-- START Records --
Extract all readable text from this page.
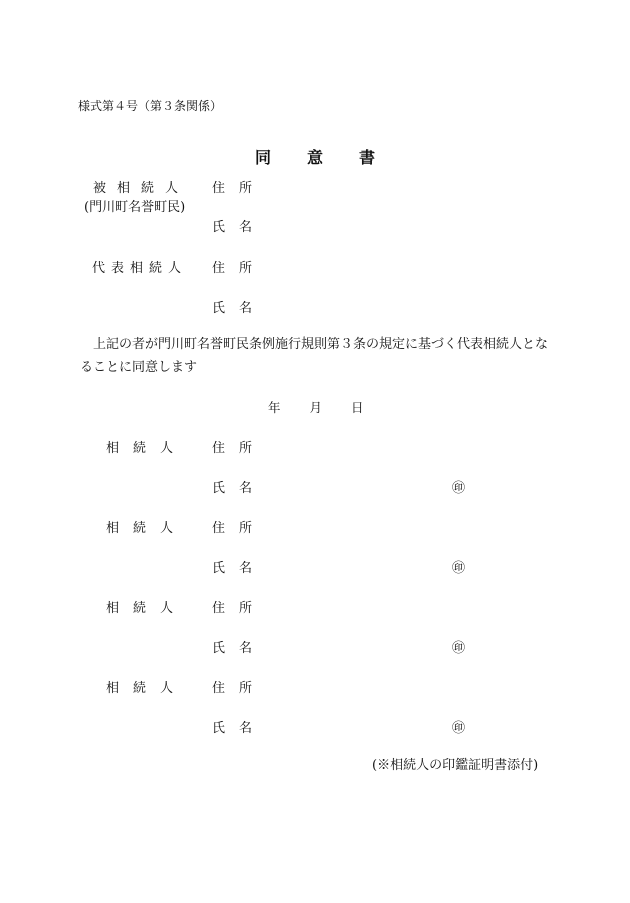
様式第４号（第３条関係）
同意書
被相続人
(門川町名誉町民)
住所
氏名
代表相続人 住所
氏名
上記の者が門川町名誉町民条例施行規則第３条の規定に基づく代表相続人となることに同意します
年 月 日
相続人 住所
氏名	㊞
相続人 住所
氏名	㊞
相続人 住所
氏名	㊞
相続人 住所
氏名	㊞
(※相続人の印鑑証明書添付)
-- END Records --
• _Short task_
Replicate the material above verbatim; images stay out of the copy.

• _Solution to this exercise_
Extract all readable text from this page.
様式第４号（第３条関係）
同意書
被相続人
(門川町名誉町民)
住所
氏名
代表相続人 住所
氏名
上記の者が門川町名誉町民条例施行規則第３条の規定に基づく代表相続人となることに同意します
年 月 日
相続人 住所
氏名	㊞
相続人 住所
氏名	㊞
相続人 住所
氏名	㊞
相続人 住所
氏名	㊞
(※相続人の印鑑証明書添付)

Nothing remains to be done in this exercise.